> _Saved entries_:
========

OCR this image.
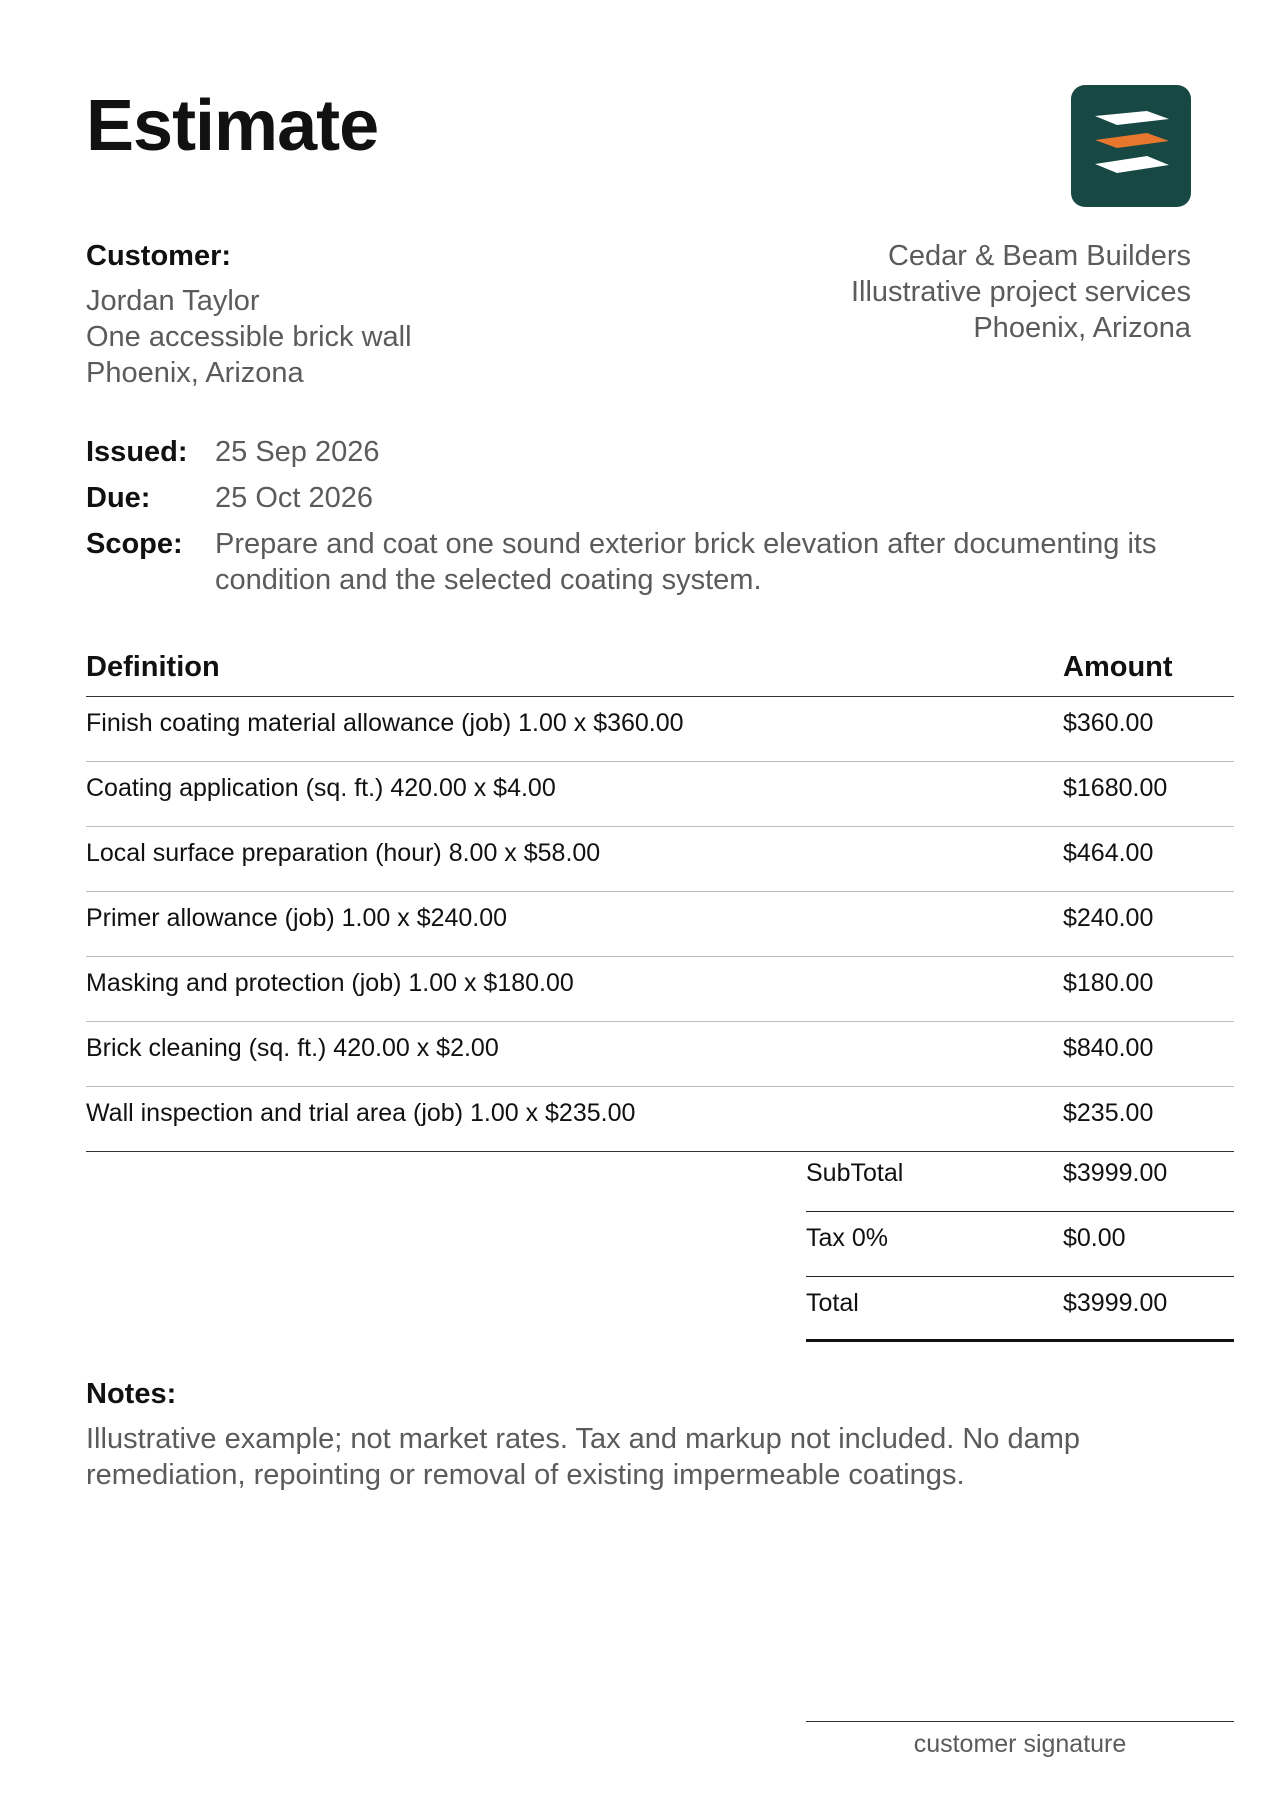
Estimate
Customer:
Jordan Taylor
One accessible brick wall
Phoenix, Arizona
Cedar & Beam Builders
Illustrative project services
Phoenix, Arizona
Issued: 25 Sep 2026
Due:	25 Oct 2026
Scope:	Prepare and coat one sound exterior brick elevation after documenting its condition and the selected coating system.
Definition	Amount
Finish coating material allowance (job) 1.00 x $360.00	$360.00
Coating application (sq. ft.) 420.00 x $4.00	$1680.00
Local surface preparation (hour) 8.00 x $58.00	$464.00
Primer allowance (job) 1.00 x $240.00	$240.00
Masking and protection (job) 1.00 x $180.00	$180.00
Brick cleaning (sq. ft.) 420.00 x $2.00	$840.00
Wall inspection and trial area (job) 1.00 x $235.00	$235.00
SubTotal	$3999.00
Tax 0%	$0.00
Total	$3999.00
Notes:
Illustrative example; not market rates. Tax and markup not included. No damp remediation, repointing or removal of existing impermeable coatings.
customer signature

========

> _Problem to work on_: Omit the pictures. Transcribe every record exactly.

> _The solution_:
OCR this image.
Estimate
Customer:
Jordan Taylor
One accessible brick wall
Phoenix, Arizona
Cedar & Beam Builders
Illustrative project services
Phoenix, Arizona
Issued: 25 Sep 2026
Due:	25 Oct 2026
Scope:	Prepare and coat one sound exterior brick elevation after documenting its condition and the selected coating system.
Definition	Amount
Finish coating material allowance (job) 1.00 x $360.00	$360.00
Coating application (sq. ft.) 420.00 x $4.00	$1680.00
Local surface preparation (hour) 8.00 x $58.00	$464.00
Primer allowance (job) 1.00 x $240.00	$240.00
Masking and protection (job) 1.00 x $180.00	$180.00
Brick cleaning (sq. ft.) 420.00 x $2.00	$840.00
Wall inspection and trial area (job) 1.00 x $235.00	$235.00
SubTotal	$3999.00
Tax 0%	$0.00
Total	$3999.00
Notes:
Illustrative example; not market rates. Tax and markup not included. No damp remediation, repointing or removal of existing impermeable coatings.
customer signature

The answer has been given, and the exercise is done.